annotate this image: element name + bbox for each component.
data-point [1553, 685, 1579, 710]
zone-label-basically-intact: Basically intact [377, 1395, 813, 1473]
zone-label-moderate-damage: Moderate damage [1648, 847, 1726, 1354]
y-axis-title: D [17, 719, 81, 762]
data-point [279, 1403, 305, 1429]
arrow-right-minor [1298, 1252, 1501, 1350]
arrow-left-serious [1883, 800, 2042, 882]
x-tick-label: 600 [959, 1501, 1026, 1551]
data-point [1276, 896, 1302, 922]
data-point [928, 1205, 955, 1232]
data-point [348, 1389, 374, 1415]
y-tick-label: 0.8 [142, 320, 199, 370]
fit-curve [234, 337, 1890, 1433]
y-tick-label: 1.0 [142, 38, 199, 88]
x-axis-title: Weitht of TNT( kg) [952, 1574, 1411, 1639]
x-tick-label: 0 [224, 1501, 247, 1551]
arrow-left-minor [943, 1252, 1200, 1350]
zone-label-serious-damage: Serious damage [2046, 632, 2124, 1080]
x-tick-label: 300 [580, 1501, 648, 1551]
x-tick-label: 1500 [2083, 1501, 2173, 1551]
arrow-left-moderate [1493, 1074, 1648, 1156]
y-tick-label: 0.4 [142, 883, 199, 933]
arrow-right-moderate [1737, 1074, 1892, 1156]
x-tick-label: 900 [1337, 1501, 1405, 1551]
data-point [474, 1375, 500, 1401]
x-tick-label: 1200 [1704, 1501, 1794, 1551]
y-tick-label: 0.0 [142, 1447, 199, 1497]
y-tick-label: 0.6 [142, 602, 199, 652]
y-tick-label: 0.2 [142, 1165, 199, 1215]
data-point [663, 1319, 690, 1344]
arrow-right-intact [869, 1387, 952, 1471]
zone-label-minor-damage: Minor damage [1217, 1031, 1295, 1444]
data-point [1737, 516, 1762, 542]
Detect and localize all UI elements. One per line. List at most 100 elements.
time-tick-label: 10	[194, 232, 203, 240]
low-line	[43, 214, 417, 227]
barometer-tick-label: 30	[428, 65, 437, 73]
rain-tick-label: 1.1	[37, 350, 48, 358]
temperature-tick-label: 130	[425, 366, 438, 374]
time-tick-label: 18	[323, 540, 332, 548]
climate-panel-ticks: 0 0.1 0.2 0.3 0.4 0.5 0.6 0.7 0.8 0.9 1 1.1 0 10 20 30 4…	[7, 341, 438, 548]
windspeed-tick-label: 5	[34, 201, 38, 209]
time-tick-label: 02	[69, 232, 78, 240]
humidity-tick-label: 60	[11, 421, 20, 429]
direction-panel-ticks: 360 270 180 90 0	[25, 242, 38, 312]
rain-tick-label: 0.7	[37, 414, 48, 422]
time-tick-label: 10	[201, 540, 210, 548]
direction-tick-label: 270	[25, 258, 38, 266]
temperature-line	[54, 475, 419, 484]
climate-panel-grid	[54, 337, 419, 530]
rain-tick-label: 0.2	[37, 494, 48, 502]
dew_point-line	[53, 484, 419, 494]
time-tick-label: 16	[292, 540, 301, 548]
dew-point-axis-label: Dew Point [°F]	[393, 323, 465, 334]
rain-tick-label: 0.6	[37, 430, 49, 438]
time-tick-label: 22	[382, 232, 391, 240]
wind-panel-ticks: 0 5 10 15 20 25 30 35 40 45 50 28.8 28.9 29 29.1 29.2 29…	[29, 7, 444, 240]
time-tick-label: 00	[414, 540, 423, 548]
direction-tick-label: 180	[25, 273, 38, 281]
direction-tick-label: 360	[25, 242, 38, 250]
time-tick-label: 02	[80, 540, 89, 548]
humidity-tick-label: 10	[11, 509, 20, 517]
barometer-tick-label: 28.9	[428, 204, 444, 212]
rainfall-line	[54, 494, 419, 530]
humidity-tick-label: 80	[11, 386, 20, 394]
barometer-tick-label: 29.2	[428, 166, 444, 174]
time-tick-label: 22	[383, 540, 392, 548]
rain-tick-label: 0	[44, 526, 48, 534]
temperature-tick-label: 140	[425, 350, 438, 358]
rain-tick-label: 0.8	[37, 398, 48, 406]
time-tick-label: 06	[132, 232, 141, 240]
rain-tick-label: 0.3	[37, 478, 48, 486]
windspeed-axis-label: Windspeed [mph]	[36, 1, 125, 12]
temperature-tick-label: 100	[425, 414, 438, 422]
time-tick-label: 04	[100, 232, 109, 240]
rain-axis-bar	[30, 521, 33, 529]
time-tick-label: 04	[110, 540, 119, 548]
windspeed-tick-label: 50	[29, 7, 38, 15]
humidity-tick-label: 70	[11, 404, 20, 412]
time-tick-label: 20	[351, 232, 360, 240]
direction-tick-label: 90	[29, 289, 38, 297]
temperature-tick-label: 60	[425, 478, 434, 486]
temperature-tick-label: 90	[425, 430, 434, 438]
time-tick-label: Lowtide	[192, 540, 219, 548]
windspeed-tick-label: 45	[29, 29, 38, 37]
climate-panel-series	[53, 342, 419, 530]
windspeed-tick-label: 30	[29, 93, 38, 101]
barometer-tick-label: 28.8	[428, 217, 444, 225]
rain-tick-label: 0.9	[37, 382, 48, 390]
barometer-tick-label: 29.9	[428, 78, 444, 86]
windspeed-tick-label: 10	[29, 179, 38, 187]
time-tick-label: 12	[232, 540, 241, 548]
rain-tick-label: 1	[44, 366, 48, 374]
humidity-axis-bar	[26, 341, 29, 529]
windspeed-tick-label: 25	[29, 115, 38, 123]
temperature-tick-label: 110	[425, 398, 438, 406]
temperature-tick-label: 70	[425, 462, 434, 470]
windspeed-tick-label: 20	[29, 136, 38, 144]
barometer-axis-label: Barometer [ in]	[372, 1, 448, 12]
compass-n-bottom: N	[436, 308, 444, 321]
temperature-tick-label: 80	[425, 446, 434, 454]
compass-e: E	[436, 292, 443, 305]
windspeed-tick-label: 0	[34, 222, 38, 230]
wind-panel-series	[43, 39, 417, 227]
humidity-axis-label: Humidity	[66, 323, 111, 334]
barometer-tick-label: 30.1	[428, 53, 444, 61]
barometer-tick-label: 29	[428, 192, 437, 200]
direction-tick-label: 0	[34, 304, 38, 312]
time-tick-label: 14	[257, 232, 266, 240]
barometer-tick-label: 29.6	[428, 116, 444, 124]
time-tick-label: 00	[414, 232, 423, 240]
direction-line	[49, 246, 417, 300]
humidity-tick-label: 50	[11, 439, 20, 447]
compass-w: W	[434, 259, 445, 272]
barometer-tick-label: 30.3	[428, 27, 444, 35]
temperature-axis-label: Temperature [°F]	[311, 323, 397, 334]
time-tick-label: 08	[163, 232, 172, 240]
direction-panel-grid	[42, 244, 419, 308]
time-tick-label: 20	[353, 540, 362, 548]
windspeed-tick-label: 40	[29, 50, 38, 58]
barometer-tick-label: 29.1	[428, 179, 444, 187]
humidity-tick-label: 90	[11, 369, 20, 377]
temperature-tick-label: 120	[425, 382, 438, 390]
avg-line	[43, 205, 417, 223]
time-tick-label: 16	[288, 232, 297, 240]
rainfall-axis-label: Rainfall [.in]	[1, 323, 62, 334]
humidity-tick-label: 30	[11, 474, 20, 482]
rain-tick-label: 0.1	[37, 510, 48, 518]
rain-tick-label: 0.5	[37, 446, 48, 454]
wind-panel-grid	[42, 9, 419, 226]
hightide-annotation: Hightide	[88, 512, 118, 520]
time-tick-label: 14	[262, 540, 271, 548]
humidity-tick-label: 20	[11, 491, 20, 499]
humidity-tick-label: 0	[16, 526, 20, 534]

> **TO DO**
Rewrite the data from the first line through the line that contains "232, 203, 240]", changing every "data-point" to "scatter-point" and leaving everything else as it is.

> **RESULT OF THIS TASK**
annotate this image: element name + bbox for each component.
scatter-point [1553, 685, 1579, 710]
zone-label-basically-intact: Basically intact [377, 1395, 813, 1473]
zone-label-moderate-damage: Moderate damage [1648, 847, 1726, 1354]
y-axis-title: D [17, 719, 81, 762]
scatter-point [279, 1403, 305, 1429]
arrow-right-minor [1298, 1252, 1501, 1350]
arrow-left-serious [1883, 800, 2042, 882]
x-tick-label: 600 [959, 1501, 1026, 1551]
scatter-point [1276, 896, 1302, 922]
scatter-point [928, 1205, 955, 1232]
scatter-point [348, 1389, 374, 1415]
y-tick-label: 0.8 [142, 320, 199, 370]
fit-curve [234, 337, 1890, 1433]
y-tick-label: 1.0 [142, 38, 199, 88]
x-axis-title: Weitht of TNT( kg) [952, 1574, 1411, 1639]
x-tick-label: 0 [224, 1501, 247, 1551]
arrow-left-minor [943, 1252, 1200, 1350]
zone-label-serious-damage: Serious damage [2046, 632, 2124, 1080]
x-tick-label: 300 [580, 1501, 648, 1551]
x-tick-label: 1500 [2083, 1501, 2173, 1551]
arrow-left-moderate [1493, 1074, 1648, 1156]
y-tick-label: 0.4 [142, 883, 199, 933]
arrow-right-moderate [1737, 1074, 1892, 1156]
x-tick-label: 900 [1337, 1501, 1405, 1551]
scatter-point [474, 1375, 500, 1401]
x-tick-label: 1200 [1704, 1501, 1794, 1551]
y-tick-label: 0.0 [142, 1447, 199, 1497]
y-tick-label: 0.6 [142, 602, 199, 652]
y-tick-label: 0.2 [142, 1165, 199, 1215]
scatter-point [663, 1319, 690, 1344]
arrow-right-intact [869, 1387, 952, 1471]
zone-label-minor-damage: Minor damage [1217, 1031, 1295, 1444]
scatter-point [1737, 516, 1762, 542]
Detect and localize all UI elements. One per line. List at most 100 elements.
time-tick-label: 10	[194, 232, 203, 240]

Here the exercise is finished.